__Do this__:
In the listing below, substitute "gauge-marker" for every occurrence of "station-symbol" and reproduce all other lines unchanged.

__Records to process__:

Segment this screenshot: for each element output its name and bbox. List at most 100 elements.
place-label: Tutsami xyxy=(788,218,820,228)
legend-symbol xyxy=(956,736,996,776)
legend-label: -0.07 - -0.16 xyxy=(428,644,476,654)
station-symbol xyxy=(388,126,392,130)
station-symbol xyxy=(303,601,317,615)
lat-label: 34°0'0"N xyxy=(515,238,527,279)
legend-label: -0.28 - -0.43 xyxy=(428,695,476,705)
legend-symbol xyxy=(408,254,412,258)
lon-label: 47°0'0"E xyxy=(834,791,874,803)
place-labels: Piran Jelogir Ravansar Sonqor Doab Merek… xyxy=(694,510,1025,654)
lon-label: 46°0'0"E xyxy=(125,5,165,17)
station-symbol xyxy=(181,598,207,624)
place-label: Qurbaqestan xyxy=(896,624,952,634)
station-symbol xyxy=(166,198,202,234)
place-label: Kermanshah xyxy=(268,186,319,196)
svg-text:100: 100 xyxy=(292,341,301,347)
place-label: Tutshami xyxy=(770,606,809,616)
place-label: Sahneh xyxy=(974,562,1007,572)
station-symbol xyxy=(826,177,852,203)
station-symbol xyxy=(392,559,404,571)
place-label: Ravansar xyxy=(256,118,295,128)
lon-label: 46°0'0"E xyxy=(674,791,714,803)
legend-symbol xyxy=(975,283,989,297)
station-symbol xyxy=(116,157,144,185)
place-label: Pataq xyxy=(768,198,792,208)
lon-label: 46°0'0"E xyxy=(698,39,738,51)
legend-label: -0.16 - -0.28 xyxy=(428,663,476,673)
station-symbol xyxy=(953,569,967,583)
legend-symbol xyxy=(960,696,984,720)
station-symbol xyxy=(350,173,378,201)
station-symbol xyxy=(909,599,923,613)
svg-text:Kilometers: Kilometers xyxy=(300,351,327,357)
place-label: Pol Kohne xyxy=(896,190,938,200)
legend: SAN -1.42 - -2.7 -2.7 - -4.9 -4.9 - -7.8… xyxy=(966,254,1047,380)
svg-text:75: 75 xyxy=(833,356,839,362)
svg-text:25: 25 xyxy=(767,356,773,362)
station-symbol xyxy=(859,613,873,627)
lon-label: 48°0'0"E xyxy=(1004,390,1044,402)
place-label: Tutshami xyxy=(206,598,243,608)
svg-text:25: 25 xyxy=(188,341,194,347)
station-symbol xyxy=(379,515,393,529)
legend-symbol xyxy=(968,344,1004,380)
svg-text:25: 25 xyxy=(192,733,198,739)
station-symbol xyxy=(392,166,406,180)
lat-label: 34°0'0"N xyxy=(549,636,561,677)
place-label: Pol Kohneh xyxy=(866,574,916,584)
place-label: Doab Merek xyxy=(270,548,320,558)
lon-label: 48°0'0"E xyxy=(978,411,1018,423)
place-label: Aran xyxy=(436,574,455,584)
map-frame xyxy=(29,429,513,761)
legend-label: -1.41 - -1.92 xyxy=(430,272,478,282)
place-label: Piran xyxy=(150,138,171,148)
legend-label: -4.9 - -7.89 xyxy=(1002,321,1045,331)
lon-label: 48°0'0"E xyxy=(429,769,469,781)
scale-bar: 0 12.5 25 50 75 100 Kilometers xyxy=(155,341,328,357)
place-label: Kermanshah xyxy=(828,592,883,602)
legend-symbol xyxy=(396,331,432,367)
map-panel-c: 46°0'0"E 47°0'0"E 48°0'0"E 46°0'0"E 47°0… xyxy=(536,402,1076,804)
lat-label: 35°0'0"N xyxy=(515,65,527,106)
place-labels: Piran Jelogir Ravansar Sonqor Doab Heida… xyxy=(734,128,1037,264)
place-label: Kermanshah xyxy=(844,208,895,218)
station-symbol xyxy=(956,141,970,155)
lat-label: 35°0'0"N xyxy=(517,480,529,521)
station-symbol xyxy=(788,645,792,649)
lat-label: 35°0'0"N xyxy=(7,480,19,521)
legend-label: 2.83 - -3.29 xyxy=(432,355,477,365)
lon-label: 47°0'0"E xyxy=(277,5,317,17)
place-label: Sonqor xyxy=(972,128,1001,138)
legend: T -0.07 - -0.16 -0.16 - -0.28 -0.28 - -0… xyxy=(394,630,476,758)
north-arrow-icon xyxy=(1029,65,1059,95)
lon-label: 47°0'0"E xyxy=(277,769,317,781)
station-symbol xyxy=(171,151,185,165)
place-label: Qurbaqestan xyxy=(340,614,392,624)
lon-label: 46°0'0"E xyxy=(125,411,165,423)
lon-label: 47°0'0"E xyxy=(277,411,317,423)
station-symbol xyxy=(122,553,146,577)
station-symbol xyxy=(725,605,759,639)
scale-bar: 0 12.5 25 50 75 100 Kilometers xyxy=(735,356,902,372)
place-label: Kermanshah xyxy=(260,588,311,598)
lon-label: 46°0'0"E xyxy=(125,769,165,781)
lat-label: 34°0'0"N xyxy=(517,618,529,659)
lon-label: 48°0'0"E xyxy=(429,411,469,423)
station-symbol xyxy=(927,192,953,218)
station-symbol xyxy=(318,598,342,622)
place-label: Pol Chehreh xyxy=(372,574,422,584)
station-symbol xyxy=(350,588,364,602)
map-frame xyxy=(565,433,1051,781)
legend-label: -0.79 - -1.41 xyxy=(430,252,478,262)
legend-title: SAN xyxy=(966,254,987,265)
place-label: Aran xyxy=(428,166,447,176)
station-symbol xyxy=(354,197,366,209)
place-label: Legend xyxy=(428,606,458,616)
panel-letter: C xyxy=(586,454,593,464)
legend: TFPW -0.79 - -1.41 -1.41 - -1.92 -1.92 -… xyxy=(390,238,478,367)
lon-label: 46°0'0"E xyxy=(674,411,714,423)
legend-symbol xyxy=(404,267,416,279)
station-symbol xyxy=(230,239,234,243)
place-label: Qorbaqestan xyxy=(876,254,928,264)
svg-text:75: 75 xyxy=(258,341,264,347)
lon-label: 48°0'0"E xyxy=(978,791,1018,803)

__Answer to the task__:
Segment this screenshot: for each element output its name and bbox. List at most 100 elements.
place-label: Tutsami xyxy=(788,218,820,228)
legend-symbol xyxy=(956,736,996,776)
legend-label: -0.07 - -0.16 xyxy=(428,644,476,654)
gauge-marker xyxy=(388,126,392,130)
gauge-marker xyxy=(303,601,317,615)
lat-label: 34°0'0"N xyxy=(515,238,527,279)
legend-label: -0.28 - -0.43 xyxy=(428,695,476,705)
legend-symbol xyxy=(408,254,412,258)
lon-label: 47°0'0"E xyxy=(834,791,874,803)
place-labels: Piran Jelogir Ravansar Sonqor Doab Merek… xyxy=(694,510,1025,654)
lon-label: 46°0'0"E xyxy=(125,5,165,17)
gauge-marker xyxy=(181,598,207,624)
place-label: Qurbaqestan xyxy=(896,624,952,634)
gauge-marker xyxy=(166,198,202,234)
place-label: Kermanshah xyxy=(268,186,319,196)
svg-text:100: 100 xyxy=(292,341,301,347)
place-label: Tutshami xyxy=(770,606,809,616)
place-label: Sahneh xyxy=(974,562,1007,572)
gauge-marker xyxy=(826,177,852,203)
gauge-marker xyxy=(392,559,404,571)
place-label: Ravansar xyxy=(256,118,295,128)
lon-label: 46°0'0"E xyxy=(674,791,714,803)
legend-symbol xyxy=(975,283,989,297)
gauge-marker xyxy=(116,157,144,185)
place-label: Pataq xyxy=(768,198,792,208)
lon-label: 46°0'0"E xyxy=(698,39,738,51)
legend-label: -0.16 - -0.28 xyxy=(428,663,476,673)
gauge-marker xyxy=(953,569,967,583)
legend-symbol xyxy=(960,696,984,720)
gauge-marker xyxy=(350,173,378,201)
gauge-marker xyxy=(909,599,923,613)
svg-text:Kilometers: Kilometers xyxy=(300,351,327,357)
place-label: Pol Kohne xyxy=(896,190,938,200)
legend: SAN -1.42 - -2.7 -2.7 - -4.9 -4.9 - -7.8… xyxy=(966,254,1047,380)
svg-text:75: 75 xyxy=(833,356,839,362)
svg-text:25: 25 xyxy=(767,356,773,362)
gauge-marker xyxy=(859,613,873,627)
lon-label: 48°0'0"E xyxy=(1004,390,1044,402)
place-label: Tutshami xyxy=(206,598,243,608)
svg-text:25: 25 xyxy=(188,341,194,347)
gauge-marker xyxy=(379,515,393,529)
legend-symbol xyxy=(968,344,1004,380)
svg-text:25: 25 xyxy=(192,733,198,739)
gauge-marker xyxy=(392,166,406,180)
lat-label: 34°0'0"N xyxy=(549,636,561,677)
place-label: Pol Kohneh xyxy=(866,574,916,584)
place-label: Doab Merek xyxy=(270,548,320,558)
lon-label: 48°0'0"E xyxy=(978,411,1018,423)
place-label: Aran xyxy=(436,574,455,584)
map-frame xyxy=(29,429,513,761)
legend-label: -1.41 - -1.92 xyxy=(430,272,478,282)
place-label: Piran xyxy=(150,138,171,148)
legend-label: -4.9 - -7.89 xyxy=(1002,321,1045,331)
lon-label: 48°0'0"E xyxy=(429,769,469,781)
scale-bar: 0 12.5 25 50 75 100 Kilometers xyxy=(155,341,328,357)
place-label: Kermanshah xyxy=(828,592,883,602)
legend-symbol xyxy=(396,331,432,367)
map-panel-c: 46°0'0"E 47°0'0"E 48°0'0"E 46°0'0"E 47°0… xyxy=(536,402,1076,804)
lat-label: 35°0'0"N xyxy=(515,65,527,106)
place-labels: Piran Jelogir Ravansar Sonqor Doab Heida… xyxy=(734,128,1037,264)
place-label: Kermanshah xyxy=(844,208,895,218)
gauge-marker xyxy=(956,141,970,155)
lat-label: 35°0'0"N xyxy=(517,480,529,521)
gauge-marker xyxy=(788,645,792,649)
lat-label: 35°0'0"N xyxy=(7,480,19,521)
legend-label: 2.83 - -3.29 xyxy=(432,355,477,365)
lon-label: 47°0'0"E xyxy=(277,5,317,17)
place-label: Sonqor xyxy=(972,128,1001,138)
legend: T -0.07 - -0.16 -0.16 - -0.28 -0.28 - -0… xyxy=(394,630,476,758)
north-arrow-icon xyxy=(1029,65,1059,95)
lon-label: 47°0'0"E xyxy=(277,769,317,781)
gauge-marker xyxy=(171,151,185,165)
place-label: Qurbaqestan xyxy=(340,614,392,624)
lon-label: 46°0'0"E xyxy=(125,411,165,423)
lon-label: 47°0'0"E xyxy=(277,411,317,423)
gauge-marker xyxy=(122,553,146,577)
gauge-marker xyxy=(725,605,759,639)
scale-bar: 0 12.5 25 50 75 100 Kilometers xyxy=(735,356,902,372)
place-label: Kermanshah xyxy=(260,588,311,598)
lon-label: 46°0'0"E xyxy=(125,769,165,781)
lat-label: 34°0'0"N xyxy=(517,618,529,659)
lon-label: 48°0'0"E xyxy=(429,411,469,423)
gauge-marker xyxy=(927,192,953,218)
gauge-marker xyxy=(318,598,342,622)
place-label: Pol Chehreh xyxy=(372,574,422,584)
gauge-marker xyxy=(350,588,364,602)
map-frame xyxy=(565,433,1051,781)
legend-label: -0.79 - -1.41 xyxy=(430,252,478,262)
legend-title: SAN xyxy=(966,254,987,265)
place-label: Aran xyxy=(428,166,447,176)
gauge-marker xyxy=(354,197,366,209)
place-label: Legend xyxy=(428,606,458,616)
panel-letter: C xyxy=(586,454,593,464)
legend: TFPW -0.79 - -1.41 -1.41 - -1.92 -1.92 -… xyxy=(390,238,478,367)
lon-label: 46°0'0"E xyxy=(674,411,714,423)
legend-symbol xyxy=(404,267,416,279)
gauge-marker xyxy=(230,239,234,243)
place-label: Qorbaqestan xyxy=(876,254,928,264)
svg-text:75: 75 xyxy=(258,341,264,347)
lon-label: 48°0'0"E xyxy=(978,791,1018,803)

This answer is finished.